%%

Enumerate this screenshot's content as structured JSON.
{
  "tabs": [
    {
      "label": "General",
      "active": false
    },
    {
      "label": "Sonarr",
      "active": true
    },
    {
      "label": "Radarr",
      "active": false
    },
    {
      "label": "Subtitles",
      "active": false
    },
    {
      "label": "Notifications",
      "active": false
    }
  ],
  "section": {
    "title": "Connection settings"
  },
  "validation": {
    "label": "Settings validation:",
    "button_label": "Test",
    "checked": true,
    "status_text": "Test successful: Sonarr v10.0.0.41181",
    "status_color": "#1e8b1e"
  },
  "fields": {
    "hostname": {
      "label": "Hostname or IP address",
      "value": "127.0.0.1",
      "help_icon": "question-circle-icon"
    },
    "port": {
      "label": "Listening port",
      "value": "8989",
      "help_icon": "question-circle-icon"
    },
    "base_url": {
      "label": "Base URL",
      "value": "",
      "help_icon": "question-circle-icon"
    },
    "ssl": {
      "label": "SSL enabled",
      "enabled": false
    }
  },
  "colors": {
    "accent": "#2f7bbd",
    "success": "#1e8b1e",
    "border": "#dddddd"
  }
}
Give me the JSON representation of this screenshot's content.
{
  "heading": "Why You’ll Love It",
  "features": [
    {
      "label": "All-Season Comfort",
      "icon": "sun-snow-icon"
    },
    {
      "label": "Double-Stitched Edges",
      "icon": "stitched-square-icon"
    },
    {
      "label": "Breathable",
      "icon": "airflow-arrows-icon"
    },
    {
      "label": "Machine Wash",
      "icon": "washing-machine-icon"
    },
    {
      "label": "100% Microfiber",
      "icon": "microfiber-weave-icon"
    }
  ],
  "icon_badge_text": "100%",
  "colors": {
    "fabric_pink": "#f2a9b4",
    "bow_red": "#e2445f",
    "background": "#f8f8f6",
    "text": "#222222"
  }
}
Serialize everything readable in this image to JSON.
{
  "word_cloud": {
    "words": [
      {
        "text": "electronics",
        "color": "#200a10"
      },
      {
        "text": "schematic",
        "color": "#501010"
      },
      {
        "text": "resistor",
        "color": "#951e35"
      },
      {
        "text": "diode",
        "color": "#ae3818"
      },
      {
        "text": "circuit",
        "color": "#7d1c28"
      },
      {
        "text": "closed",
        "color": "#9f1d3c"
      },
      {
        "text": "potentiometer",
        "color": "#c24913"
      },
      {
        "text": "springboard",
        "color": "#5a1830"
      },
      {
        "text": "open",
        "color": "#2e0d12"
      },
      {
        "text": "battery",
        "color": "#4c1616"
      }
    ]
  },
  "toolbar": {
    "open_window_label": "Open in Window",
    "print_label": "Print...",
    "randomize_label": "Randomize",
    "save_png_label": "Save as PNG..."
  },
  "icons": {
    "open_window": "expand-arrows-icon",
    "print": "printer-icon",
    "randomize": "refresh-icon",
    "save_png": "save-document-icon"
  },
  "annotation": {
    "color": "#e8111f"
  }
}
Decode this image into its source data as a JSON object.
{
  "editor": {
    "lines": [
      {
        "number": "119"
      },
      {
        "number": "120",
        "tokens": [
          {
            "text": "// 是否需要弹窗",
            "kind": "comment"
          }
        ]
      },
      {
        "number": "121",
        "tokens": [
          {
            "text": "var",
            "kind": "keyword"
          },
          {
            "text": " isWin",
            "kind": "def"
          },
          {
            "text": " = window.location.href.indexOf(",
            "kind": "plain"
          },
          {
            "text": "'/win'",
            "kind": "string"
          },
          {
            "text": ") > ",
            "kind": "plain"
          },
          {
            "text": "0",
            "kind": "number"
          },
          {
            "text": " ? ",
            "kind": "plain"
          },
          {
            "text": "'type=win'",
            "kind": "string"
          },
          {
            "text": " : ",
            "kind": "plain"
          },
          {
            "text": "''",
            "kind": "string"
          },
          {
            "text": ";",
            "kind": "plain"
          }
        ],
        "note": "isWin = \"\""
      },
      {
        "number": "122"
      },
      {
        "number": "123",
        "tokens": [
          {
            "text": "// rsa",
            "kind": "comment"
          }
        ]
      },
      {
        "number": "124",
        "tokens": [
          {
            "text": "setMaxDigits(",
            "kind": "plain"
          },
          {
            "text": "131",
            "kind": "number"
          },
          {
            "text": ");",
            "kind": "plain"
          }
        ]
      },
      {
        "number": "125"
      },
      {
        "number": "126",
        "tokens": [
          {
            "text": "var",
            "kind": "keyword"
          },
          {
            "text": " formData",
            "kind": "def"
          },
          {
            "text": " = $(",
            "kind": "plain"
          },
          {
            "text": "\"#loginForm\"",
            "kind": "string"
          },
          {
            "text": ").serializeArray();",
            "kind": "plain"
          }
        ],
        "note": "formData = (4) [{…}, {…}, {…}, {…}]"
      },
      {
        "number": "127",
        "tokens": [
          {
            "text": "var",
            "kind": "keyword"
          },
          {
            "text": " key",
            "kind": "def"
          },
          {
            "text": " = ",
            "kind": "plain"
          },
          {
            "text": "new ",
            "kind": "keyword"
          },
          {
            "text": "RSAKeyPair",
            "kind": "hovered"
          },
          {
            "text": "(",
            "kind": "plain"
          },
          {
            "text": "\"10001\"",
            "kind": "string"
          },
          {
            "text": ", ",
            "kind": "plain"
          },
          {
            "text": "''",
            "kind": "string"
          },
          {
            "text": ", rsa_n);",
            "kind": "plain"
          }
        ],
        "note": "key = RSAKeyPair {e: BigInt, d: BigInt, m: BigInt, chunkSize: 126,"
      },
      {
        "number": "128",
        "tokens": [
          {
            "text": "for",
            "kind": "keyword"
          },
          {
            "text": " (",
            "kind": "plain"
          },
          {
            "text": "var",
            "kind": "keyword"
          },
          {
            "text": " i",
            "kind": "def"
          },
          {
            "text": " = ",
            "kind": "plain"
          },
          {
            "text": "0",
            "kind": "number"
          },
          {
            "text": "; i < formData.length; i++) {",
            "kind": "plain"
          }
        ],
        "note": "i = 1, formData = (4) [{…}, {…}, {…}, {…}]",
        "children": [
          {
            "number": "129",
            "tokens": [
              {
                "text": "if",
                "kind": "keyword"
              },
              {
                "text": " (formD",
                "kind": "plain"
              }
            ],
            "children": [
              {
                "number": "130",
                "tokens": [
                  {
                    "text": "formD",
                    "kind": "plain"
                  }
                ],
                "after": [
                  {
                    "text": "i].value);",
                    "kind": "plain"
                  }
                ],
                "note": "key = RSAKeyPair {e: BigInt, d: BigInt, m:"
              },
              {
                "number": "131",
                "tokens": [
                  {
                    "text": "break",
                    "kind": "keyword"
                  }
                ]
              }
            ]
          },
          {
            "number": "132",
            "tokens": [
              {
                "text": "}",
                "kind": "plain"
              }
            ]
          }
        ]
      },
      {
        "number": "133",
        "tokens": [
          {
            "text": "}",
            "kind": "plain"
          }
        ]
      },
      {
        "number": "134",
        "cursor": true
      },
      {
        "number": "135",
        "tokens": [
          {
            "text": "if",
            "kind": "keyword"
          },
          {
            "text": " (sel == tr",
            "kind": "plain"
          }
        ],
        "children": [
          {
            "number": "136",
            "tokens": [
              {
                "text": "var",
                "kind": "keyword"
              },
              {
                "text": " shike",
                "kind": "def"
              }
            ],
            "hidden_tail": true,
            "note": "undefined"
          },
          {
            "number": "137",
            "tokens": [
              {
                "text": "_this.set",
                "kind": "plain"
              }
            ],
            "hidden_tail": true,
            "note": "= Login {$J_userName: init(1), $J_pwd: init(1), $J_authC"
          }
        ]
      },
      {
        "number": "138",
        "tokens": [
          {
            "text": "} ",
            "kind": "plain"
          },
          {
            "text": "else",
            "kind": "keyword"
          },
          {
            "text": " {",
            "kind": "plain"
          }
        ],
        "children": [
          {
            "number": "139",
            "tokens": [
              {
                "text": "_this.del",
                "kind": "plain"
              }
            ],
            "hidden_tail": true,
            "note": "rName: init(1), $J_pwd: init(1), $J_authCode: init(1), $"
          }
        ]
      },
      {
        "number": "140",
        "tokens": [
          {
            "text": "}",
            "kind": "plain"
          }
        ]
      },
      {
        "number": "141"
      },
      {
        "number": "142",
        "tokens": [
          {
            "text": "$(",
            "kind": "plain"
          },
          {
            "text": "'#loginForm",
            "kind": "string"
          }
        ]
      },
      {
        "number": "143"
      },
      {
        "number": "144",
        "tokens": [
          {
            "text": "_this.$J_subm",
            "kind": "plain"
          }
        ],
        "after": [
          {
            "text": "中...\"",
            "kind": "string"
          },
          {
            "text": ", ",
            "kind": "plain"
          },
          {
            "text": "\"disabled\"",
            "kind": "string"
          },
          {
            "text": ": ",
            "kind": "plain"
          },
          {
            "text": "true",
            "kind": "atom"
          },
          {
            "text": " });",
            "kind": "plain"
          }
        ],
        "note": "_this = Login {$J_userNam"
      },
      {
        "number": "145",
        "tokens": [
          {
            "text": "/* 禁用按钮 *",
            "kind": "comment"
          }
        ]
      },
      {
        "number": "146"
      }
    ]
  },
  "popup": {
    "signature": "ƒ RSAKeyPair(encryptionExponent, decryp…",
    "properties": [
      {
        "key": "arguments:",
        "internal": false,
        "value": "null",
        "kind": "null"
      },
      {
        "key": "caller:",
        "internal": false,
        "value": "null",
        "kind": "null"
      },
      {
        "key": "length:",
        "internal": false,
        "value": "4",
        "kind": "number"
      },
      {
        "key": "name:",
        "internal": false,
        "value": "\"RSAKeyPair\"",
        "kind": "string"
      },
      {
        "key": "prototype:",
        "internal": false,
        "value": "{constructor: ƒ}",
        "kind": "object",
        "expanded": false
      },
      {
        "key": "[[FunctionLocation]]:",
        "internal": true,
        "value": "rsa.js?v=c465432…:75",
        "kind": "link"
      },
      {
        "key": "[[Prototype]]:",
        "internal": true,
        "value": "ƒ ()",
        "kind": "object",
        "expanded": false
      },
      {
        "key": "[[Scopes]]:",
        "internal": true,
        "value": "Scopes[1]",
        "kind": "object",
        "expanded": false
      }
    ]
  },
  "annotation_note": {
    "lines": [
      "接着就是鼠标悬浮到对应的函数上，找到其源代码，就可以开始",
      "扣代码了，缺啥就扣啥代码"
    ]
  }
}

%%

Objective: Which lines of the material contain the string "init"? List each of them.

Exercise response:
            "note": "= Login {$J_userName: init(1), $J_pwd: init(1), $J_authC"
            "note": "rName: init(1), $J_pwd: init(1), $J_authCode: init(1), $"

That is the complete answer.